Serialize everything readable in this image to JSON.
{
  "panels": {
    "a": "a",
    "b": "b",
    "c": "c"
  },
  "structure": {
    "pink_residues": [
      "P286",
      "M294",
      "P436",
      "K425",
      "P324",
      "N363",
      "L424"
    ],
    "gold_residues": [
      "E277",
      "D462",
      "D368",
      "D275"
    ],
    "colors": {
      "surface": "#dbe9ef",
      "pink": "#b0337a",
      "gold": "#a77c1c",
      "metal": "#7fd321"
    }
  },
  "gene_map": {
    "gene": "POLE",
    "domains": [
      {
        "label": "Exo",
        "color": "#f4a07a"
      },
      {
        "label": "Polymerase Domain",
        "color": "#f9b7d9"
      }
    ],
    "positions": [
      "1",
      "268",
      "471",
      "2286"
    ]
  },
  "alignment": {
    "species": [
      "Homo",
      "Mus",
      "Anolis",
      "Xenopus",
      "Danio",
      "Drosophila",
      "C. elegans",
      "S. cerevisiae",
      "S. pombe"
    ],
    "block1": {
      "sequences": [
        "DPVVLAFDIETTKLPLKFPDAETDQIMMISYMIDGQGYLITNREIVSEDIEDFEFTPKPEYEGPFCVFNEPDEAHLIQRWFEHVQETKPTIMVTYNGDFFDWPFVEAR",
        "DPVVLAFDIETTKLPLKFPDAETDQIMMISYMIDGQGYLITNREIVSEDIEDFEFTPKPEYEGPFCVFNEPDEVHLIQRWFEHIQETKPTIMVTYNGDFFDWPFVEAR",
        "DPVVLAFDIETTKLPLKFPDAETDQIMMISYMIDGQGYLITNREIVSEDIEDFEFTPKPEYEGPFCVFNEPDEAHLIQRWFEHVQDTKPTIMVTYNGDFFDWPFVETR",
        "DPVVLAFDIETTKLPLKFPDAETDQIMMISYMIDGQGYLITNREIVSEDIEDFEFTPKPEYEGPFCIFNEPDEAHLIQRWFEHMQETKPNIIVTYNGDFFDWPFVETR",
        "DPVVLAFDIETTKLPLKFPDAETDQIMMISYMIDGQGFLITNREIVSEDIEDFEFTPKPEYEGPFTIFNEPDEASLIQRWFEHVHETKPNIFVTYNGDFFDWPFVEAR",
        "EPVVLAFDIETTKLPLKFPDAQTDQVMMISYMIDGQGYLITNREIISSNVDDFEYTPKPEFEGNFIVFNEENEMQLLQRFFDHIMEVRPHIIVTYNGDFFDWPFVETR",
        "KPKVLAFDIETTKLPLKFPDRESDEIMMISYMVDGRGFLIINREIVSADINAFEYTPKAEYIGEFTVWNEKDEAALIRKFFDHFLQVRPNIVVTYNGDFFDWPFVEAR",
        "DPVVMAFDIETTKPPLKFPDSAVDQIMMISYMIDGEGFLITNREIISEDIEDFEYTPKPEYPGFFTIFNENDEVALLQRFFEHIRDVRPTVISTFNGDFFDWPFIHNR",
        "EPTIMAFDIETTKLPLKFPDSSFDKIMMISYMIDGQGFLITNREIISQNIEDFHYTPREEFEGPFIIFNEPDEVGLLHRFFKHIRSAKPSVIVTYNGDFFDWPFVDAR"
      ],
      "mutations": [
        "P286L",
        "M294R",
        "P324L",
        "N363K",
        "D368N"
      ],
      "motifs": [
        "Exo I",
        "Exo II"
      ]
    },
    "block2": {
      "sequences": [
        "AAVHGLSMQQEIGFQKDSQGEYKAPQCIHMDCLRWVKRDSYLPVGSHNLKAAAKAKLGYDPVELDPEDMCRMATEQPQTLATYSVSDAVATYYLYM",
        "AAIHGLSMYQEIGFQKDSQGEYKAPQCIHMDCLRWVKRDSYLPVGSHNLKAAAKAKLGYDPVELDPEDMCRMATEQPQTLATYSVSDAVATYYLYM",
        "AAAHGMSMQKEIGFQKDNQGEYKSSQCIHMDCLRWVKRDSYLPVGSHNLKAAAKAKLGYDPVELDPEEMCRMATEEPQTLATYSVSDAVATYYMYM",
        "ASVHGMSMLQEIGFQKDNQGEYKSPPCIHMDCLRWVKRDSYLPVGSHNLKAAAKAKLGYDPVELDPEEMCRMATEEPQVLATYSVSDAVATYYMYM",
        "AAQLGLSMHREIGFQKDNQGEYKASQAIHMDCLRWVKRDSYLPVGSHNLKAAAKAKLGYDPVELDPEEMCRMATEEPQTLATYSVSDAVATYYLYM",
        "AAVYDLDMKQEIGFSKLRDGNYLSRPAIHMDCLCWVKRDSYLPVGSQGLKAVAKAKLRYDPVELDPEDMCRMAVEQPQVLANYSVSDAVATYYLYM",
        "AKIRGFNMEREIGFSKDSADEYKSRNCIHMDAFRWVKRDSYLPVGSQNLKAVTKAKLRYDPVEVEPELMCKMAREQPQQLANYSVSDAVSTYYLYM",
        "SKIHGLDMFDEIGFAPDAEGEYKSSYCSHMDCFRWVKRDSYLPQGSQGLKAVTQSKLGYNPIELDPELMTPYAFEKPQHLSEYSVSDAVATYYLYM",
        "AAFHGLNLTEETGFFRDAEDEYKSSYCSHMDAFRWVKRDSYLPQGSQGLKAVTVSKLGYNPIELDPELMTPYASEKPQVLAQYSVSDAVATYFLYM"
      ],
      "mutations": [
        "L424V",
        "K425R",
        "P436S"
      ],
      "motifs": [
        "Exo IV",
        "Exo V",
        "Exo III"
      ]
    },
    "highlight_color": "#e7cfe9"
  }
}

========================

[Exercise directions]: Each of the records should be retyped exactly.

[Exercise response]:
Serialize everything readable in this image to JSON.
{
  "panels": {
    "a": "a",
    "b": "b",
    "c": "c"
  },
  "structure": {
    "pink_residues": [
      "P286",
      "M294",
      "P436",
      "K425",
      "P324",
      "N363",
      "L424"
    ],
    "gold_residues": [
      "E277",
      "D462",
      "D368",
      "D275"
    ],
    "colors": {
      "surface": "#dbe9ef",
      "pink": "#b0337a",
      "gold": "#a77c1c",
      "metal": "#7fd321"
    }
  },
  "gene_map": {
    "gene": "POLE",
    "domains": [
      {
        "label": "Exo",
        "color": "#f4a07a"
      },
      {
        "label": "Polymerase Domain",
        "color": "#f9b7d9"
      }
    ],
    "positions": [
      "1",
      "268",
      "471",
      "2286"
    ]
  },
  "alignment": {
    "species": [
      "Homo",
      "Mus",
      "Anolis",
      "Xenopus",
      "Danio",
      "Drosophila",
      "C. elegans",
      "S. cerevisiae",
      "S. pombe"
    ],
    "block1": {
      "sequences": [
        "DPVVLAFDIETTKLPLKFPDAETDQIMMISYMIDGQGYLITNREIVSEDIEDFEFTPKPEYEGPFCVFNEPDEAHLIQRWFEHVQETKPTIMVTYNGDFFDWPFVEAR",
        "DPVVLAFDIETTKLPLKFPDAETDQIMMISYMIDGQGYLITNREIVSEDIEDFEFTPKPEYEGPFCVFNEPDEVHLIQRWFEHIQETKPTIMVTYNGDFFDWPFVEAR",
        "DPVVLAFDIETTKLPLKFPDAETDQIMMISYMIDGQGYLITNREIVSEDIEDFEFTPKPEYEGPFCVFNEPDEAHLIQRWFEHVQDTKPTIMVTYNGDFFDWPFVETR",
        "DPVVLAFDIETTKLPLKFPDAETDQIMMISYMIDGQGYLITNREIVSEDIEDFEFTPKPEYEGPFCIFNEPDEAHLIQRWFEHMQETKPNIIVTYNGDFFDWPFVETR",
        "DPVVLAFDIETTKLPLKFPDAETDQIMMISYMIDGQGFLITNREIVSEDIEDFEFTPKPEYEGPFTIFNEPDEASLIQRWFEHVHETKPNIFVTYNGDFFDWPFVEAR",
        "EPVVLAFDIETTKLPLKFPDAQTDQVMMISYMIDGQGYLITNREIISSNVDDFEYTPKPEFEGNFIVFNEENEMQLLQRFFDHIMEVRPHIIVTYNGDFFDWPFVETR",
        "KPKVLAFDIETTKLPLKFPDRESDEIMMISYMVDGRGFLIINREIVSADINAFEYTPKAEYIGEFTVWNEKDEAALIRKFFDHFLQVRPNIVVTYNGDFFDWPFVEAR",
        "DPVVMAFDIETTKPPLKFPDSAVDQIMMISYMIDGEGFLITNREIISEDIEDFEYTPKPEYPGFFTIFNENDEVALLQRFFEHIRDVRPTVISTFNGDFFDWPFIHNR",
        "EPTIMAFDIETTKLPLKFPDSSFDKIMMISYMIDGQGFLITNREIISQNIEDFHYTPREEFEGPFIIFNEPDEVGLLHRFFKHIRSAKPSVIVTYNGDFFDWPFVDAR"
      ],
      "mutations": [
        "P286L",
        "M294R",
        "P324L",
        "N363K",
        "D368N"
      ],
      "motifs": [
        "Exo I",
        "Exo II"
      ]
    },
    "block2": {
      "sequences": [
        "AAVHGLSMQQEIGFQKDSQGEYKAPQCIHMDCLRWVKRDSYLPVGSHNLKAAAKAKLGYDPVELDPEDMCRMATEQPQTLATYSVSDAVATYYLYM",
        "AAIHGLSMYQEIGFQKDSQGEYKAPQCIHMDCLRWVKRDSYLPVGSHNLKAAAKAKLGYDPVELDPEDMCRMATEQPQTLATYSVSDAVATYYLYM",
        "AAAHGMSMQKEIGFQKDNQGEYKSSQCIHMDCLRWVKRDSYLPVGSHNLKAAAKAKLGYDPVELDPEEMCRMATEEPQTLATYSVSDAVATYYMYM",
        "ASVHGMSMLQEIGFQKDNQGEYKSPPCIHMDCLRWVKRDSYLPVGSHNLKAAAKAKLGYDPVELDPEEMCRMATEEPQVLATYSVSDAVATYYMYM",
        "AAQLGLSMHREIGFQKDNQGEYKASQAIHMDCLRWVKRDSYLPVGSHNLKAAAKAKLGYDPVELDPEEMCRMATEEPQTLATYSVSDAVATYYLYM",
        "AAVYDLDMKQEIGFSKLRDGNYLSRPAIHMDCLCWVKRDSYLPVGSQGLKAVAKAKLRYDPVELDPEDMCRMAVEQPQVLANYSVSDAVATYYLYM",
        "AKIRGFNMEREIGFSKDSADEYKSRNCIHMDAFRWVKRDSYLPVGSQNLKAVTKAKLRYDPVEVEPELMCKMAREQPQQLANYSVSDAVSTYYLYM",
        "SKIHGLDMFDEIGFAPDAEGEYKSSYCSHMDCFRWVKRDSYLPQGSQGLKAVTQSKLGYNPIELDPELMTPYAFEKPQHLSEYSVSDAVATYYLYM",
        "AAFHGLNLTEETGFFRDAEDEYKSSYCSHMDAFRWVKRDSYLPQGSQGLKAVTVSKLGYNPIELDPELMTPYASEKPQVLAQYSVSDAVATYFLYM"
      ],
      "mutations": [
        "L424V",
        "K425R",
        "P436S"
      ],
      "motifs": [
        "Exo IV",
        "Exo V",
        "Exo III"
      ]
    },
    "highlight_color": "#e7cfe9"
  }
}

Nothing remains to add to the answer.